• Goal of the exercise: Return all lines in the material below that contain "this".

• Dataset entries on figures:
Begin
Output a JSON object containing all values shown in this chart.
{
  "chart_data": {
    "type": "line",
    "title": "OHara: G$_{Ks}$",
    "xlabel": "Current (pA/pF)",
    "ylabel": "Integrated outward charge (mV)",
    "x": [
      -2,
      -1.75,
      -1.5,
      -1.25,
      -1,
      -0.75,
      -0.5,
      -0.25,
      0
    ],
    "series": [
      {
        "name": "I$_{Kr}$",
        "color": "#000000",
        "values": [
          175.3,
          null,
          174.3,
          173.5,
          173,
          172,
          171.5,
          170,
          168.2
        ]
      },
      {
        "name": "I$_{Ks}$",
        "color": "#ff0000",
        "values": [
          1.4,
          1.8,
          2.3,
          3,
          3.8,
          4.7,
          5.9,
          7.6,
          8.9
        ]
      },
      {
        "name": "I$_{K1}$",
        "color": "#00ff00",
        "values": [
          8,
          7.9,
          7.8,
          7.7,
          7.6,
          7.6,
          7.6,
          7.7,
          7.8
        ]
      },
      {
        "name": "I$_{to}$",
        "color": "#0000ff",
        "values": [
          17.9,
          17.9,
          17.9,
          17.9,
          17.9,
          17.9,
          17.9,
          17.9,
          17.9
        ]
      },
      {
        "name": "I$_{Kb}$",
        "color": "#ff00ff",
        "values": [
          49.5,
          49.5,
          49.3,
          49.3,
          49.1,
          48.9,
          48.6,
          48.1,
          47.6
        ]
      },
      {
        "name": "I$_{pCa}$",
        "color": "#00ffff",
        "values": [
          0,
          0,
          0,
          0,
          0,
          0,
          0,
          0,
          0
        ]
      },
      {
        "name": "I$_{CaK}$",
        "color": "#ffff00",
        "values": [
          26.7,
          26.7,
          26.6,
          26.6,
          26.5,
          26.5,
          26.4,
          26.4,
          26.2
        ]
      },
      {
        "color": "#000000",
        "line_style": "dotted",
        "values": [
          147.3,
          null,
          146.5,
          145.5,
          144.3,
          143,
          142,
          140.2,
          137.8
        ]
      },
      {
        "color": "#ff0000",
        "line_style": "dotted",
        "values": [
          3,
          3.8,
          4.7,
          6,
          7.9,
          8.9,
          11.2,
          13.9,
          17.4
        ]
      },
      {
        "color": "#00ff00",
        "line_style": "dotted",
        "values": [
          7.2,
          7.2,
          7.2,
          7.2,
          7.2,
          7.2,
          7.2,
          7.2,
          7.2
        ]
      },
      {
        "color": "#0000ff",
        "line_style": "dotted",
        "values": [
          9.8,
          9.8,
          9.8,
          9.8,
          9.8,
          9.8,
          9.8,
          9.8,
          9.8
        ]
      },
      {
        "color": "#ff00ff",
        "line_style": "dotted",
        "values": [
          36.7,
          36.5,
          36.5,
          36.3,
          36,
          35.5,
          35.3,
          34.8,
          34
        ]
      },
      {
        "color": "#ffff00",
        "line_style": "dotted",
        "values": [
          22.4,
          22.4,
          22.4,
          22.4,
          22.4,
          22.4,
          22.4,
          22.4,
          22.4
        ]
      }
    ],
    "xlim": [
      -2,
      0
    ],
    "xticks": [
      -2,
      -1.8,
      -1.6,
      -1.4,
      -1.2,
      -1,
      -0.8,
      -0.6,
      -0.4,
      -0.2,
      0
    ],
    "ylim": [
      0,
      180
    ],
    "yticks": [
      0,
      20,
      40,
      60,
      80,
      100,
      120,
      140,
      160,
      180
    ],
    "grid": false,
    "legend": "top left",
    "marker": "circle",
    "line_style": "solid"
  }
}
End
Begin
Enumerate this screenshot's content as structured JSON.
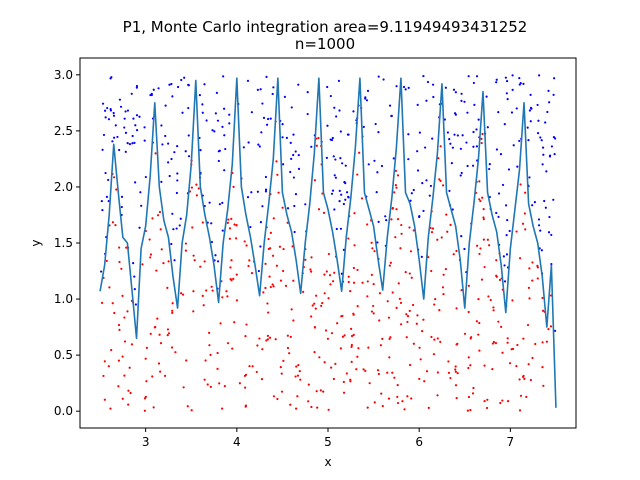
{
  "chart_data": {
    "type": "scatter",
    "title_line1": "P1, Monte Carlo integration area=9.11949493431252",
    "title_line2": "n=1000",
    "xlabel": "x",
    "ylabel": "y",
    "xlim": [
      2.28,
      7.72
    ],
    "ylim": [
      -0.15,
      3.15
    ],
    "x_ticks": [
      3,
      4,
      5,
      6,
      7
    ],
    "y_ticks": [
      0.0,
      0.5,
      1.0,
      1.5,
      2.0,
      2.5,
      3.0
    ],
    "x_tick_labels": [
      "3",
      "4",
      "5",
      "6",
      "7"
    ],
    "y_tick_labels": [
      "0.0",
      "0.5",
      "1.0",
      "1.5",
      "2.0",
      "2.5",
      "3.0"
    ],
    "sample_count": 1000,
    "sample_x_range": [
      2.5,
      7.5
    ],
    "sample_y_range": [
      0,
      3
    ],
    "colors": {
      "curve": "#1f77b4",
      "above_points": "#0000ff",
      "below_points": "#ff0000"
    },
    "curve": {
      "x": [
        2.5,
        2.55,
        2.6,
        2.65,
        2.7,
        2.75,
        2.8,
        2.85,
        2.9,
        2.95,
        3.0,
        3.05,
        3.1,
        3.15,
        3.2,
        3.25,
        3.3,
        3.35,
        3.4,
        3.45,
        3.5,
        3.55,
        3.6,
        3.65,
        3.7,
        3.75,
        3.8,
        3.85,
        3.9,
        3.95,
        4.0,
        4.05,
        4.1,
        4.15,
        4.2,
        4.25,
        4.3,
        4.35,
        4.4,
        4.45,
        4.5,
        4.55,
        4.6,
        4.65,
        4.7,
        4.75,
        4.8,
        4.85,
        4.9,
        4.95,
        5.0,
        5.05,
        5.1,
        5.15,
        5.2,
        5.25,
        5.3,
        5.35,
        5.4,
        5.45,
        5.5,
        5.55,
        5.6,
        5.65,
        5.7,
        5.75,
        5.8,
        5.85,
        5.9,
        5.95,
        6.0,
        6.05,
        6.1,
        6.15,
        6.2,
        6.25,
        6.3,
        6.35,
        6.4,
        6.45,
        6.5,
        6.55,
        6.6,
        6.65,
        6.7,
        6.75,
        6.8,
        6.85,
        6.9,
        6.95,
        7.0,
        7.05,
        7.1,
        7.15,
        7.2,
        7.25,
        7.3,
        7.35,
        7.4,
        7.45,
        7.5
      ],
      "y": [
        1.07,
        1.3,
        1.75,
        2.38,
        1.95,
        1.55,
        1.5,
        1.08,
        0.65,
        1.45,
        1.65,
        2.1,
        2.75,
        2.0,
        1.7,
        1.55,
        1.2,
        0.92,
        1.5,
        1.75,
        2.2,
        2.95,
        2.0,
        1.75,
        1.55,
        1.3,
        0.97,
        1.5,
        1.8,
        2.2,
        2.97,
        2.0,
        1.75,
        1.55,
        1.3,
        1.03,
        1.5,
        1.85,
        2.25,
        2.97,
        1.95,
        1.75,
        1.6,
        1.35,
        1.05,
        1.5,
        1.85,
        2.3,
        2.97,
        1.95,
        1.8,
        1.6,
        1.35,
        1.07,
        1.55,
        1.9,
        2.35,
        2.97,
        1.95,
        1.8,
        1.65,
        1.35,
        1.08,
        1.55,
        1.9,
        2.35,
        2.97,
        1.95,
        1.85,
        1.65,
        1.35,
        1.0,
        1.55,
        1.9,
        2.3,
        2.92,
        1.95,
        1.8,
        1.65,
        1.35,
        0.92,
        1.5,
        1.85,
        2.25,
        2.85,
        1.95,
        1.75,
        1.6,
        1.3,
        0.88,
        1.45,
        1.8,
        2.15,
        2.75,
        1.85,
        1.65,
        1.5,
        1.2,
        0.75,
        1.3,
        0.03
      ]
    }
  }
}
End
• The response:
Output a JSON object containing all values shown in this chart.
Enumerate this screenshot's content as structured JSON.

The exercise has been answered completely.